Parce que le F5 sera également l’ère de l’UCAV et des effecteurs déportés, quels sont les enjeux liés à ces futurs équipements ?
C’est effectivement le standard F5 qui nous permettra de mettre un pied dans la logique des effecteurs déportés, avec deux types d’équipements différents : le drone de combat et les effecteurs déportés pour la saturation. Ces derniers seront développés dans l’optique de disposer de matériels à bas coût pour avoir un effet de masse, un essaim connecté capable de réadapter la trajectoire grâce à l’IA. Quant à l’UCAV, dérivé du programme « nEUROn », il aura un rôle différent, du fait de ses capacités de très basse détectabilité. L’avancée de ce programme se fait en cohérence avec le F5, et les travaux sont en cours avec les industriels pour définir plus en détail l’architecture de cet aéronef. Beaucoup d’équipements seront communs au Rafale (optronique, contremesures, servocommandes, moteur), dans un « esprit de famille » entre le Rafale F5 et « son » UCAV. La force de ce binôme, c’est d’arriver à travailler ensemble, pour gagner encore davantage en efficacité.
Le F5 préfigure l’intégration du futur avion de combat (NGF – Next Generation Fighter) au SCAF. Comment se prépare cette prochaine étape ?
Chaque brique amène son lot d’apports opérationnels. C’est tout le sens de la logique incrémentale dans le développement des standards. Dans les années 2040, nous aurons la panoplie complète des capacités militaires requises pour faire face à la menace. Le standard F5 disposera de capteurs de très haut niveau, l’UCAV apportera la très grande furtivité, la famille AASF représentera un premier pied dans le domaine des effecteurs déportés… chaque item apporte sa pierre à l’édifice.
Le futur chasseur bénéficiera de tous les apports du Rafale F5 et de l’UCAV, dans une forme nativement furtive. Il ne s’agit pas de développer un avion tout neuf, car le futur avion sera le fruit de tout ce qui aura été développé avant, dans une démarche incrémentale et une logique de réduction des risques.
Cette logique incrémentale repose avant tout sur les femmes et les hommes qui mènent à bien ces projets. Il est donc essentiel de veiller à ce que la bonne compétence soit au bon endroit, que ce soit au sein de la DGA, des forces armées ou chez les industriels. Nous nous structurons autour d’équipes de petite taille, et il est important de préserver cette échelle humaine dans le cadre d’un projet aussi ambitieux que le SCAF. L’enjeu est de rester dans cette logique d’équipe État-industrie, quasiment partenariale, fondée sur le principe du « faire avec ». Le volet facteur humain me paraît être la clé du succès, au même titre que l’efficacité du radar. C’est tout l’objet du travail en plateau, beaucoup plus interactif et gage d’efficacité.
· · ·
Consigne A >> Recopiez mot pour mot le passage du texte sur le standard F5 du Rafale qui commence par « Chaque brique amène » et se poursuit jusqu'à « pierre à l’édifice. ».
Consigne B >> Présentez sous forme de tableau Markdown les lignes des enregistrements, de la première jusqu'à celle qui contient « forecast-cell: 0.1: [810, 221, 845, 246] » incluse, sans les lignes vides. Le tableau aura deux colonnes : « N° » pour le numéro de rang et « Ligne » pour le contenu de chaque ligne.

Données fournies >>
· · ·
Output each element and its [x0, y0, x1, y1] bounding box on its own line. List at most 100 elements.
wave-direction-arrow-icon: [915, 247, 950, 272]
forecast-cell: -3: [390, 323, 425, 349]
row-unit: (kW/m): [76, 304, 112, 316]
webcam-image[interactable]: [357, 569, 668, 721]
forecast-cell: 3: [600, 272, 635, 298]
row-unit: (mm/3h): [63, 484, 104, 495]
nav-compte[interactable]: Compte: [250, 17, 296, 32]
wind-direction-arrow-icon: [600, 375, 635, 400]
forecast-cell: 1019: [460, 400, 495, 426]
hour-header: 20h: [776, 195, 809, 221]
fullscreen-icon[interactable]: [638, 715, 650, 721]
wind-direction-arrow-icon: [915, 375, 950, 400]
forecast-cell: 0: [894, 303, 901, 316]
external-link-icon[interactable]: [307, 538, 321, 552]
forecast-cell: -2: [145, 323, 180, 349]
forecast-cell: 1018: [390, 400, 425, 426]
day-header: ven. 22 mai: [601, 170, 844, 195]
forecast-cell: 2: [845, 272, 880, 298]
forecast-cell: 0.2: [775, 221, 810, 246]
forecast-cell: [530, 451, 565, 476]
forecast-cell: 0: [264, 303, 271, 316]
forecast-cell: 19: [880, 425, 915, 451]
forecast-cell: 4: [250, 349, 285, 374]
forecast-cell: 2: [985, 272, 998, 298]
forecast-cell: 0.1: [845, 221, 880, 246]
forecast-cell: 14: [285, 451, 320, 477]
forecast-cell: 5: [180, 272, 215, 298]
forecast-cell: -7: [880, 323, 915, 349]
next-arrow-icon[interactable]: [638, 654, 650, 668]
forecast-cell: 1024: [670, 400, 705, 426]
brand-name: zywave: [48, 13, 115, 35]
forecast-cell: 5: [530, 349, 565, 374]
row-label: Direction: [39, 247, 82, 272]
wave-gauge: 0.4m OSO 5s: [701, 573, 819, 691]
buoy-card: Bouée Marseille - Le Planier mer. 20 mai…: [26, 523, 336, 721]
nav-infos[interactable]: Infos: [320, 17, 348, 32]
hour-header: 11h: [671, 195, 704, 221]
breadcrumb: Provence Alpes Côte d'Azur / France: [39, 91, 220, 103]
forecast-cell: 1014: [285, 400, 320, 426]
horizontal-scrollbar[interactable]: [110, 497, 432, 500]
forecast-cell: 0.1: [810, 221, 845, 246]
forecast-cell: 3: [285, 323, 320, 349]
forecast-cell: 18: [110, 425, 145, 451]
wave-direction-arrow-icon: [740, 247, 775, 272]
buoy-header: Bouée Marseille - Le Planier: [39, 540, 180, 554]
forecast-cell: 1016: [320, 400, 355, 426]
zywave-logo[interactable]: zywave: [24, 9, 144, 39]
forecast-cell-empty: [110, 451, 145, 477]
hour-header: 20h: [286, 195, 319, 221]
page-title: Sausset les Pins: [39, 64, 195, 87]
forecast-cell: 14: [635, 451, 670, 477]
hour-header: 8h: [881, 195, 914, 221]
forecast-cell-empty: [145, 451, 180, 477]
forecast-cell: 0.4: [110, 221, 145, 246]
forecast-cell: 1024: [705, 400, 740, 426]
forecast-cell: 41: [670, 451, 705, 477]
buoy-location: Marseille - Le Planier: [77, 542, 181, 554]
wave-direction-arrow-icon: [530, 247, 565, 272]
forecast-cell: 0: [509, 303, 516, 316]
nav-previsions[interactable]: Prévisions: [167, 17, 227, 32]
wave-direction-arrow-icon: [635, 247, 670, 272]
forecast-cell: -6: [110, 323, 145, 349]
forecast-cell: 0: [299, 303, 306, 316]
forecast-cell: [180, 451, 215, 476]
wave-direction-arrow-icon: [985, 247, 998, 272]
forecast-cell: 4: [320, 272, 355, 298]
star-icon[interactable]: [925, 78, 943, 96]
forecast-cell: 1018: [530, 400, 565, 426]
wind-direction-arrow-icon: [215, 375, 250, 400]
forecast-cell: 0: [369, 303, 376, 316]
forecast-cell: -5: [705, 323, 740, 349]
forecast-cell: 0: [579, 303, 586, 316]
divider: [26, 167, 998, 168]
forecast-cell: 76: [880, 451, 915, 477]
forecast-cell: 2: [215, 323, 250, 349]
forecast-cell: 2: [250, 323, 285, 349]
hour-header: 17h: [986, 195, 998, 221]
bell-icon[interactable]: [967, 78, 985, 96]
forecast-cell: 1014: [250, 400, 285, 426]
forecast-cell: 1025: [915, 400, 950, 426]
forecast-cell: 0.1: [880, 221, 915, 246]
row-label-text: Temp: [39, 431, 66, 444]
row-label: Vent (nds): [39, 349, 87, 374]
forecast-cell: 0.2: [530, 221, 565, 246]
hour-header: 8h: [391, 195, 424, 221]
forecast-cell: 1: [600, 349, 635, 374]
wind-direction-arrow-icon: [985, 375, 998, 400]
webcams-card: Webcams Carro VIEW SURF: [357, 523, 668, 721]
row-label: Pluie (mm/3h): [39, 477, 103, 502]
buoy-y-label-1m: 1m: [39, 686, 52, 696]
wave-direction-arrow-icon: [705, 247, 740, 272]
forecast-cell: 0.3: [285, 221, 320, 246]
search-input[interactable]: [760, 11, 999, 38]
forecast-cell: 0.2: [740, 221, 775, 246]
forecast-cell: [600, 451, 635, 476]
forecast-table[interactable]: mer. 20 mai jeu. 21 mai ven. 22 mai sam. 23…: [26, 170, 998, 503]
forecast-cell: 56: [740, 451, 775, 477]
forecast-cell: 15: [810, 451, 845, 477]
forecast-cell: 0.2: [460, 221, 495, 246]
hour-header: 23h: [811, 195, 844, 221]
· · ·
Corrigé A >>
Chaque brique amène son lot d’apports opérationnels. C’est tout le sens de la logique incrémentale dans le développement des standards. Dans les années 2040, nous aurons la panoplie complète des capacités militaires requises pour faire face à la menace. Le standard F5 disposera de capteurs de très haut niveau, l’UCAV apportera la très grande furtivité, la famille AASF représentera un premier pied dans le domaine des effecteurs déportés… chaque item apporte sa pierre à l’édifice.

Corrigé B >>
| N° | Ligne |
|---|---|
| 1 | Output each element and its [x0, y0, x1, y1] bounding box on its own line. List at most 100 elements. |
| 2 | wave-direction-arrow-icon: [915, 247, 950, 272] |
| 3 | forecast-cell: -3: [390, 323, 425, 349] |
| 4 | row-unit: (kW/m): [76, 304, 112, 316] |
| 5 | webcam-image[interactable]: [357, 569, 668, 721] |
| 6 | forecast-cell: 3: [600, 272, 635, 298] |
| 7 | row-unit: (mm/3h): [63, 484, 104, 495] |
| 8 | nav-compte[interactable]: Compte: [250, 17, 296, 32] |
| 9 | wind-direction-arrow-icon: [600, 375, 635, 400] |
| 10 | forecast-cell: 1019: [460, 400, 495, 426] |
| 11 | hour-header: 20h: [776, 195, 809, 221] |
| 12 | fullscreen-icon[interactable]: [638, 715, 650, 721] |
| 13 | wind-direction-arrow-icon: [915, 375, 950, 400] |
| 14 | forecast-cell: 0: [894, 303, 901, 316] |
| 15 | external-link-icon[interactable]: [307, 538, 321, 552] |
| 16 | forecast-cell: -2: [145, 323, 180, 349] |
| 17 | forecast-cell: 1018: [390, 400, 425, 426] |
| 18 | day-header: ven. 22 mai: [601, 170, 844, 195] |
| 19 | forecast-cell: 2: [845, 272, 880, 298] |
| 20 | forecast-cell: 0.2: [775, 221, 810, 246] |
| 21 | forecast-cell: [530, 451, 565, 476] |
| 22 | forecast-cell: 0: [264, 303, 271, 316] |
| 23 | forecast-cell: 19: [880, 425, 915, 451] |
| 24 | forecast-cell: 4: [250, 349, 285, 374] |
| 25 | forecast-cell: 2: [985, 272, 998, 298] |
| 26 | forecast-cell: 0.1: [845, 221, 880, 246] |
| 27 | forecast-cell: 14: [285, 451, 320, 477] |
| 28 | forecast-cell: 5: [180, 272, 215, 298] |
| 29 | forecast-cell: -7: [880, 323, 915, 349] |
| 30 | next-arrow-icon[interactable]: [638, 654, 650, 668] |
| 31 | forecast-cell: 1024: [670, 400, 705, 426] |
| 32 | brand-name: zywave: [48, 13, 115, 35] |
| 33 | forecast-cell: 5: [530, 349, 565, 374] |
| 34 | row-label: Direction: [39, 247, 82, 272] |
| 35 | wave-gauge: 0.4m OSO 5s: [701, 573, 819, 691] |
| 36 | buoy-card: Bouée Marseille - Le Planier mer. 20 mai…: [26, 523, 336, 721] |
| 37 | nav-infos[interactable]: Infos: [320, 17, 348, 32] |
| 38 | hour-header: 11h: [671, 195, 704, 221] |
| 39 | breadcrumb: Provence Alpes Côte d'Azur / France: [39, 91, 220, 103] |
| 40 | forecast-cell: 1014: [285, 400, 320, 426] |
| 41 | horizontal-scrollbar[interactable]: [110, 497, 432, 500] |
| 42 | forecast-cell: 0.1: [810, 221, 845, 246] |